▶ **Task prompt**:
Restate the listing below word for word, omitting any images.
* BEGIN Available data *
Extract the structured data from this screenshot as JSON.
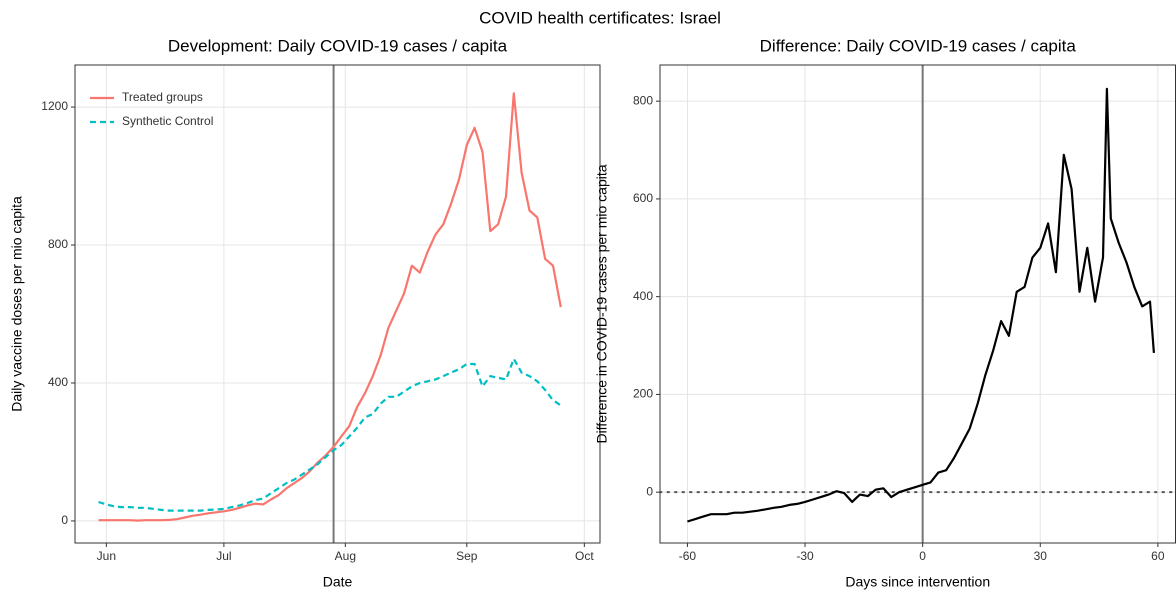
{
  "title": "COVID health certificates: Israel",
  "chart_data": [
    {
      "type": "line",
      "title": "Development: Daily COVID-19 cases / capita",
      "xlabel": "Date",
      "ylabel": "Daily vaccine doses per mio capita",
      "x": [
        -2,
        0,
        2,
        4,
        6,
        8,
        10,
        12,
        14,
        16,
        18,
        20,
        22,
        24,
        26,
        28,
        30,
        32,
        34,
        36,
        38,
        40,
        42,
        44,
        46,
        48,
        50,
        52,
        54,
        56,
        58,
        60,
        62,
        64,
        66,
        68,
        70,
        72,
        74,
        76,
        78,
        80,
        82,
        84,
        86,
        88,
        90,
        92,
        94,
        96,
        98,
        100,
        102,
        104,
        106,
        108,
        110,
        112,
        114,
        116
      ],
      "series": [
        {
          "name": "Treated groups",
          "color": "#f8766d",
          "dash": "solid",
          "values": [
            2,
            2,
            2,
            2,
            2,
            1,
            2,
            2,
            2,
            3,
            5,
            10,
            15,
            18,
            22,
            25,
            28,
            32,
            38,
            45,
            50,
            48,
            62,
            75,
            95,
            110,
            125,
            145,
            170,
            190,
            215,
            245,
            275,
            330,
            370,
            420,
            480,
            560,
            610,
            660,
            740,
            720,
            780,
            830,
            860,
            920,
            990,
            1090,
            1140,
            1070,
            840,
            860,
            940,
            1240,
            1010,
            900,
            880,
            760,
            740,
            620
          ]
        },
        {
          "name": "Synthetic Control",
          "color": "#00bfc4",
          "dash": "dashed",
          "values": [
            55,
            48,
            42,
            40,
            40,
            38,
            38,
            35,
            32,
            30,
            30,
            30,
            30,
            30,
            32,
            33,
            35,
            40,
            45,
            52,
            60,
            65,
            80,
            95,
            110,
            120,
            135,
            150,
            165,
            185,
            205,
            220,
            245,
            270,
            300,
            310,
            340,
            360,
            360,
            375,
            390,
            400,
            405,
            410,
            420,
            430,
            440,
            455,
            455,
            390,
            420,
            415,
            410,
            470,
            430,
            420,
            405,
            380,
            350,
            335
          ]
        }
      ],
      "xlim": [
        -8,
        126
      ],
      "ylim": [
        -64,
        1322
      ],
      "xticks": [
        {
          "value": 0,
          "label": "Jun"
        },
        {
          "value": 30,
          "label": "Jul"
        },
        {
          "value": 61,
          "label": "Aug"
        },
        {
          "value": 92,
          "label": "Sep"
        },
        {
          "value": 122,
          "label": "Oct"
        }
      ],
      "yticks": [
        0,
        400,
        800,
        1200
      ],
      "vline": 58,
      "grid": true,
      "legend": "top-left"
    },
    {
      "type": "line",
      "title": "Difference: Daily COVID-19 cases / capita",
      "xlabel": "Days since intervention",
      "ylabel": "Difference in COVID-19 cases per mio capita",
      "x": [
        -60,
        -58,
        -56,
        -54,
        -52,
        -50,
        -48,
        -46,
        -44,
        -42,
        -40,
        -38,
        -36,
        -34,
        -32,
        -30,
        -28,
        -26,
        -24,
        -22,
        -20,
        -18,
        -16,
        -14,
        -12,
        -10,
        -8,
        -6,
        -4,
        -2,
        0,
        2,
        4,
        6,
        8,
        10,
        12,
        14,
        16,
        18,
        20,
        22,
        24,
        26,
        28,
        30,
        32,
        34,
        36,
        38,
        40,
        42,
        44,
        46,
        47,
        48,
        50,
        52,
        54,
        56,
        58,
        59
      ],
      "series": [
        {
          "color": "#000000",
          "dash": "solid",
          "values": [
            -60,
            -55,
            -50,
            -45,
            -45,
            -45,
            -42,
            -42,
            -40,
            -38,
            -35,
            -32,
            -30,
            -26,
            -24,
            -20,
            -15,
            -10,
            -5,
            2,
            -2,
            -20,
            -5,
            -8,
            5,
            8,
            -10,
            0,
            5,
            10,
            15,
            20,
            40,
            45,
            70,
            100,
            130,
            180,
            240,
            290,
            350,
            320,
            410,
            420,
            480,
            500,
            550,
            450,
            690,
            620,
            410,
            500,
            390,
            480,
            825,
            560,
            510,
            470,
            420,
            380,
            390,
            285
          ]
        }
      ],
      "xlim": [
        -67,
        64.5
      ],
      "ylim": [
        -104,
        874
      ],
      "xticks": [
        -60,
        -30,
        0,
        30,
        60
      ],
      "yticks": [
        0,
        200,
        400,
        600,
        800
      ],
      "vline": 0,
      "hline": 0,
      "grid": true
    }
  ]
}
* END Available data *
▶ **Answer to the problem**:
Extract the structured data from this screenshot as JSON.
{
  "title": "COVID health certificates: Israel",
  "chart_data": [
    {
      "type": "line",
      "title": "Development: Daily COVID-19 cases / capita",
      "xlabel": "Date",
      "ylabel": "Daily vaccine doses per mio capita",
      "x": [
        -2,
        0,
        2,
        4,
        6,
        8,
        10,
        12,
        14,
        16,
        18,
        20,
        22,
        24,
        26,
        28,
        30,
        32,
        34,
        36,
        38,
        40,
        42,
        44,
        46,
        48,
        50,
        52,
        54,
        56,
        58,
        60,
        62,
        64,
        66,
        68,
        70,
        72,
        74,
        76,
        78,
        80,
        82,
        84,
        86,
        88,
        90,
        92,
        94,
        96,
        98,
        100,
        102,
        104,
        106,
        108,
        110,
        112,
        114,
        116
      ],
      "series": [
        {
          "name": "Treated groups",
          "color": "#f8766d",
          "dash": "solid",
          "values": [
            2,
            2,
            2,
            2,
            2,
            1,
            2,
            2,
            2,
            3,
            5,
            10,
            15,
            18,
            22,
            25,
            28,
            32,
            38,
            45,
            50,
            48,
            62,
            75,
            95,
            110,
            125,
            145,
            170,
            190,
            215,
            245,
            275,
            330,
            370,
            420,
            480,
            560,
            610,
            660,
            740,
            720,
            780,
            830,
            860,
            920,
            990,
            1090,
            1140,
            1070,
            840,
            860,
            940,
            1240,
            1010,
            900,
            880,
            760,
            740,
            620
          ]
        },
        {
          "name": "Synthetic Control",
          "color": "#00bfc4",
          "dash": "dashed",
          "values": [
            55,
            48,
            42,
            40,
            40,
            38,
            38,
            35,
            32,
            30,
            30,
            30,
            30,
            30,
            32,
            33,
            35,
            40,
            45,
            52,
            60,
            65,
            80,
            95,
            110,
            120,
            135,
            150,
            165,
            185,
            205,
            220,
            245,
            270,
            300,
            310,
            340,
            360,
            360,
            375,
            390,
            400,
            405,
            410,
            420,
            430,
            440,
            455,
            455,
            390,
            420,
            415,
            410,
            470,
            430,
            420,
            405,
            380,
            350,
            335
          ]
        }
      ],
      "xlim": [
        -8,
        126
      ],
      "ylim": [
        -64,
        1322
      ],
      "xticks": [
        {
          "value": 0,
          "label": "Jun"
        },
        {
          "value": 30,
          "label": "Jul"
        },
        {
          "value": 61,
          "label": "Aug"
        },
        {
          "value": 92,
          "label": "Sep"
        },
        {
          "value": 122,
          "label": "Oct"
        }
      ],
      "yticks": [
        0,
        400,
        800,
        1200
      ],
      "vline": 58,
      "grid": true,
      "legend": "top-left"
    },
    {
      "type": "line",
      "title": "Difference: Daily COVID-19 cases / capita",
      "xlabel": "Days since intervention",
      "ylabel": "Difference in COVID-19 cases per mio capita",
      "x": [
        -60,
        -58,
        -56,
        -54,
        -52,
        -50,
        -48,
        -46,
        -44,
        -42,
        -40,
        -38,
        -36,
        -34,
        -32,
        -30,
        -28,
        -26,
        -24,
        -22,
        -20,
        -18,
        -16,
        -14,
        -12,
        -10,
        -8,
        -6,
        -4,
        -2,
        0,
        2,
        4,
        6,
        8,
        10,
        12,
        14,
        16,
        18,
        20,
        22,
        24,
        26,
        28,
        30,
        32,
        34,
        36,
        38,
        40,
        42,
        44,
        46,
        47,
        48,
        50,
        52,
        54,
        56,
        58,
        59
      ],
      "series": [
        {
          "color": "#000000",
          "dash": "solid",
          "values": [
            -60,
            -55,
            -50,
            -45,
            -45,
            -45,
            -42,
            -42,
            -40,
            -38,
            -35,
            -32,
            -30,
            -26,
            -24,
            -20,
            -15,
            -10,
            -5,
            2,
            -2,
            -20,
            -5,
            -8,
            5,
            8,
            -10,
            0,
            5,
            10,
            15,
            20,
            40,
            45,
            70,
            100,
            130,
            180,
            240,
            290,
            350,
            320,
            410,
            420,
            480,
            500,
            550,
            450,
            690,
            620,
            410,
            500,
            390,
            480,
            825,
            560,
            510,
            470,
            420,
            380,
            390,
            285
          ]
        }
      ],
      "xlim": [
        -67,
        64.5
      ],
      "ylim": [
        -104,
        874
      ],
      "xticks": [
        -60,
        -30,
        0,
        30,
        60
      ],
      "yticks": [
        0,
        200,
        400,
        600,
        800
      ],
      "vline": 0,
      "hline": 0,
      "grid": true
    }
  ]
}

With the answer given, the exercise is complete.